Data records:
BEGIN
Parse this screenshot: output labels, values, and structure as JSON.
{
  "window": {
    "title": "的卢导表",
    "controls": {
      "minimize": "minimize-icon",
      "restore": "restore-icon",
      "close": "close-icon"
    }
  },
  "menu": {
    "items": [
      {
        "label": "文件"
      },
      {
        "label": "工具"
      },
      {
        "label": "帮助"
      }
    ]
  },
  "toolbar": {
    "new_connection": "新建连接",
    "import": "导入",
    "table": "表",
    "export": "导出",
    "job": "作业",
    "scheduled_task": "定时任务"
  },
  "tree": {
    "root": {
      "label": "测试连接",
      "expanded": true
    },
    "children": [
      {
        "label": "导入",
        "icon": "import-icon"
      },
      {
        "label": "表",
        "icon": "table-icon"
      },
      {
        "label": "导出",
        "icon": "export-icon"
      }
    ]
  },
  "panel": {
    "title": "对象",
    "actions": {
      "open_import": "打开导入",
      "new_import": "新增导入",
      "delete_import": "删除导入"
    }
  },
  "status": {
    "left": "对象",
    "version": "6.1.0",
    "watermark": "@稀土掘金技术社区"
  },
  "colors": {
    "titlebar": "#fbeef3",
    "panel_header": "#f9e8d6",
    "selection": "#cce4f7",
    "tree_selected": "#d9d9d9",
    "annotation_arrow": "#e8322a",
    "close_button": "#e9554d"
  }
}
END
REQUEST:
Check the data for the word "icon" and pull out the lines that have it.

EXERCISE OUTPUT:
      "minimize": "minimize-icon",
      "restore": "restore-icon",
      "close": "close-icon"
        "icon": "import-icon"
        "icon": "table-icon"
        "icon": "export-icon"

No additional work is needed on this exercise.